What do the entries below say? Restate them word for word.

DATA TO USE |
━━━

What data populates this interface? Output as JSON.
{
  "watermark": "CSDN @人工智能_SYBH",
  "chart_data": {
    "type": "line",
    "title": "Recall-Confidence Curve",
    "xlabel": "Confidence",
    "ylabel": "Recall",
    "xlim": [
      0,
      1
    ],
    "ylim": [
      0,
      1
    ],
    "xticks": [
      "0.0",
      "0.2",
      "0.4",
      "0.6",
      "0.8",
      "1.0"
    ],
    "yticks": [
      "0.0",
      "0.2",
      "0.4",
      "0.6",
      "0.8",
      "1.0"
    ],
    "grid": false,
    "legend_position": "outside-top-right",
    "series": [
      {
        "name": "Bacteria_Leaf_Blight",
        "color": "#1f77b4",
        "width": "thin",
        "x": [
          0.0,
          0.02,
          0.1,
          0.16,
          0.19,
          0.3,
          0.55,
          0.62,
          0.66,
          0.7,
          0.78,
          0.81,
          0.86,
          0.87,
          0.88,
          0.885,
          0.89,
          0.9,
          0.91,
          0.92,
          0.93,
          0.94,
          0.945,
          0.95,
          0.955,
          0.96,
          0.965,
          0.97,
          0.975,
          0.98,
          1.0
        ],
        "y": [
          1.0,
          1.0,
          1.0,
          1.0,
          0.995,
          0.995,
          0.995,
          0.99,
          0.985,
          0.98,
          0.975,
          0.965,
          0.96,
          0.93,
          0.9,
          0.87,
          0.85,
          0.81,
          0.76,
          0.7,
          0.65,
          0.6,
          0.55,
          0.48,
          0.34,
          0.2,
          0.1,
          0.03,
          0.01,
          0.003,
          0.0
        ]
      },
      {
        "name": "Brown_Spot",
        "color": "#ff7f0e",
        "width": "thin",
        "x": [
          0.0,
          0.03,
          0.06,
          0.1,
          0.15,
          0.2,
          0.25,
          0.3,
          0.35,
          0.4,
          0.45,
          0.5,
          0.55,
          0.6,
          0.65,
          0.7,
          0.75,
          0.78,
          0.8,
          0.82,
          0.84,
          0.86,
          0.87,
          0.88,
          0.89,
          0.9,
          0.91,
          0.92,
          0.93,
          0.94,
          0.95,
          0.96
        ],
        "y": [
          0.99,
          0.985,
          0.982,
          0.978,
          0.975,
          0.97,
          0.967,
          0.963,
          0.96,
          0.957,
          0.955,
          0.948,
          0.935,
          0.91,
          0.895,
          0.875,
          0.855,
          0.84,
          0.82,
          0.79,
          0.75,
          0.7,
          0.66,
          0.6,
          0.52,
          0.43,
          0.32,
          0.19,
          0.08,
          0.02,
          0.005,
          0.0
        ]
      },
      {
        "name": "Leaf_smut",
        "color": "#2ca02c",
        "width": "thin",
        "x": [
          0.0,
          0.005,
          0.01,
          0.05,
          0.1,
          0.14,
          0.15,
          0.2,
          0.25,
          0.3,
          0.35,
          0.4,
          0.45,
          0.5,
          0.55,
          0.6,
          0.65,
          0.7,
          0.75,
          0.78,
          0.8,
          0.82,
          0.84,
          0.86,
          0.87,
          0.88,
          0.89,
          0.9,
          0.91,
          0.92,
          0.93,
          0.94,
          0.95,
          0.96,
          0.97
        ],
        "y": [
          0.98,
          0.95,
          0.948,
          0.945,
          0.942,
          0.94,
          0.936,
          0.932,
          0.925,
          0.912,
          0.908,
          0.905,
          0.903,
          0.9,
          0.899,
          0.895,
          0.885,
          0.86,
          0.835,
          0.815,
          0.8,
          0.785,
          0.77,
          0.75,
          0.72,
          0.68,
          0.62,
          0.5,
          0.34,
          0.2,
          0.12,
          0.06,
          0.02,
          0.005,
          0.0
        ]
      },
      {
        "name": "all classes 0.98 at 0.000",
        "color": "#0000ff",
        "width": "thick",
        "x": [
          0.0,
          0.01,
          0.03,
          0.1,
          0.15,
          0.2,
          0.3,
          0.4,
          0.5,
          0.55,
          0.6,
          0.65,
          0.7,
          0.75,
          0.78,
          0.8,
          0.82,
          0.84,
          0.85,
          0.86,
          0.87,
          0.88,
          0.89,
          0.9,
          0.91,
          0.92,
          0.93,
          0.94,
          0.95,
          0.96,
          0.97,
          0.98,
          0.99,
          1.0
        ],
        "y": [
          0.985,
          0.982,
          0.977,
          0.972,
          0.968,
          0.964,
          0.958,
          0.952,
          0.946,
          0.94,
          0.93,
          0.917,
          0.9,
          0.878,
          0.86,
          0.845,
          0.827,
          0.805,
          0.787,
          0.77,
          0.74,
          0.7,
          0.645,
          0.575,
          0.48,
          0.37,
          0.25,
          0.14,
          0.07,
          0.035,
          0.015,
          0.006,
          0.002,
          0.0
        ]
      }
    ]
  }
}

━━━

WRITTEN RESPONSE |
What data populates this interface? Output as JSON.
{
  "watermark": "CSDN @人工智能_SYBH",
  "chart_data": {
    "type": "line",
    "title": "Recall-Confidence Curve",
    "xlabel": "Confidence",
    "ylabel": "Recall",
    "xlim": [
      0,
      1
    ],
    "ylim": [
      0,
      1
    ],
    "xticks": [
      "0.0",
      "0.2",
      "0.4",
      "0.6",
      "0.8",
      "1.0"
    ],
    "yticks": [
      "0.0",
      "0.2",
      "0.4",
      "0.6",
      "0.8",
      "1.0"
    ],
    "grid": false,
    "legend_position": "outside-top-right",
    "series": [
      {
        "name": "Bacteria_Leaf_Blight",
        "color": "#1f77b4",
        "width": "thin",
        "x": [
          0.0,
          0.02,
          0.1,
          0.16,
          0.19,
          0.3,
          0.55,
          0.62,
          0.66,
          0.7,
          0.78,
          0.81,
          0.86,
          0.87,
          0.88,
          0.885,
          0.89,
          0.9,
          0.91,
          0.92,
          0.93,
          0.94,
          0.945,
          0.95,
          0.955,
          0.96,
          0.965,
          0.97,
          0.975,
          0.98,
          1.0
        ],
        "y": [
          1.0,
          1.0,
          1.0,
          1.0,
          0.995,
          0.995,
          0.995,
          0.99,
          0.985,
          0.98,
          0.975,
          0.965,
          0.96,
          0.93,
          0.9,
          0.87,
          0.85,
          0.81,
          0.76,
          0.7,
          0.65,
          0.6,
          0.55,
          0.48,
          0.34,
          0.2,
          0.1,
          0.03,
          0.01,
          0.003,
          0.0
        ]
      },
      {
        "name": "Brown_Spot",
        "color": "#ff7f0e",
        "width": "thin",
        "x": [
          0.0,
          0.03,
          0.06,
          0.1,
          0.15,
          0.2,
          0.25,
          0.3,
          0.35,
          0.4,
          0.45,
          0.5,
          0.55,
          0.6,
          0.65,
          0.7,
          0.75,
          0.78,
          0.8,
          0.82,
          0.84,
          0.86,
          0.87,
          0.88,
          0.89,
          0.9,
          0.91,
          0.92,
          0.93,
          0.94,
          0.95,
          0.96
        ],
        "y": [
          0.99,
          0.985,
          0.982,
          0.978,
          0.975,
          0.97,
          0.967,
          0.963,
          0.96,
          0.957,
          0.955,
          0.948,
          0.935,
          0.91,
          0.895,
          0.875,
          0.855,
          0.84,
          0.82,
          0.79,
          0.75,
          0.7,
          0.66,
          0.6,
          0.52,
          0.43,
          0.32,
          0.19,
          0.08,
          0.02,
          0.005,
          0.0
        ]
      },
      {
        "name": "Leaf_smut",
        "color": "#2ca02c",
        "width": "thin",
        "x": [
          0.0,
          0.005,
          0.01,
          0.05,
          0.1,
          0.14,
          0.15,
          0.2,
          0.25,
          0.3,
          0.35,
          0.4,
          0.45,
          0.5,
          0.55,
          0.6,
          0.65,
          0.7,
          0.75,
          0.78,
          0.8,
          0.82,
          0.84,
          0.86,
          0.87,
          0.88,
          0.89,
          0.9,
          0.91,
          0.92,
          0.93,
          0.94,
          0.95,
          0.96,
          0.97
        ],
        "y": [
          0.98,
          0.95,
          0.948,
          0.945,
          0.942,
          0.94,
          0.936,
          0.932,
          0.925,
          0.912,
          0.908,
          0.905,
          0.903,
          0.9,
          0.899,
          0.895,
          0.885,
          0.86,
          0.835,
          0.815,
          0.8,
          0.785,
          0.77,
          0.75,
          0.72,
          0.68,
          0.62,
          0.5,
          0.34,
          0.2,
          0.12,
          0.06,
          0.02,
          0.005,
          0.0
        ]
      },
      {
        "name": "all classes 0.98 at 0.000",
        "color": "#0000ff",
        "width": "thick",
        "x": [
          0.0,
          0.01,
          0.03,
          0.1,
          0.15,
          0.2,
          0.3,
          0.4,
          0.5,
          0.55,
          0.6,
          0.65,
          0.7,
          0.75,
          0.78,
          0.8,
          0.82,
          0.84,
          0.85,
          0.86,
          0.87,
          0.88,
          0.89,
          0.9,
          0.91,
          0.92,
          0.93,
          0.94,
          0.95,
          0.96,
          0.97,
          0.98,
          0.99,
          1.0
        ],
        "y": [
          0.985,
          0.982,
          0.977,
          0.972,
          0.968,
          0.964,
          0.958,
          0.952,
          0.946,
          0.94,
          0.93,
          0.917,
          0.9,
          0.878,
          0.86,
          0.845,
          0.827,
          0.805,
          0.787,
          0.77,
          0.74,
          0.7,
          0.645,
          0.575,
          0.48,
          0.37,
          0.25,
          0.14,
          0.07,
          0.035,
          0.015,
          0.006,
          0.002,
          0.0
        ]
      }
    ]
  }
}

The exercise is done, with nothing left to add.